(Stored data)
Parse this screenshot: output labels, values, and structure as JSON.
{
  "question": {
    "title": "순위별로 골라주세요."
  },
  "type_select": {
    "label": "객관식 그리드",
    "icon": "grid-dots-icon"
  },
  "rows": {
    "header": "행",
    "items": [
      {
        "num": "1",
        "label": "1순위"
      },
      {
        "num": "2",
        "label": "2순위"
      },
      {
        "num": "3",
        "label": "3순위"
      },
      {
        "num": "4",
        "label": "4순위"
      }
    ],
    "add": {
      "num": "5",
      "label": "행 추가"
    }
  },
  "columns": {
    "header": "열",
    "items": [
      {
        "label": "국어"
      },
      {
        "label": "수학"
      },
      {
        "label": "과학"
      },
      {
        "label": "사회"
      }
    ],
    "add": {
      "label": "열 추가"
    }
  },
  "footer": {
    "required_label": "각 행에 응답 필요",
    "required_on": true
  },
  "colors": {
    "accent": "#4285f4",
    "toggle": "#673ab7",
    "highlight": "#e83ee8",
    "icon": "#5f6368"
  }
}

WHAT NEEDS TO BE DONE =>
All of the material above needs to be retyped word for word.

RESPONSE =>
Parse this screenshot: output labels, values, and structure as JSON.
{
  "question": {
    "title": "순위별로 골라주세요."
  },
  "type_select": {
    "label": "객관식 그리드",
    "icon": "grid-dots-icon"
  },
  "rows": {
    "header": "행",
    "items": [
      {
        "num": "1",
        "label": "1순위"
      },
      {
        "num": "2",
        "label": "2순위"
      },
      {
        "num": "3",
        "label": "3순위"
      },
      {
        "num": "4",
        "label": "4순위"
      }
    ],
    "add": {
      "num": "5",
      "label": "행 추가"
    }
  },
  "columns": {
    "header": "열",
    "items": [
      {
        "label": "국어"
      },
      {
        "label": "수학"
      },
      {
        "label": "과학"
      },
      {
        "label": "사회"
      }
    ],
    "add": {
      "label": "열 추가"
    }
  },
  "footer": {
    "required_label": "각 행에 응답 필요",
    "required_on": true
  },
  "colors": {
    "accent": "#4285f4",
    "toggle": "#673ab7",
    "highlight": "#e83ee8",
    "icon": "#5f6368"
  }
}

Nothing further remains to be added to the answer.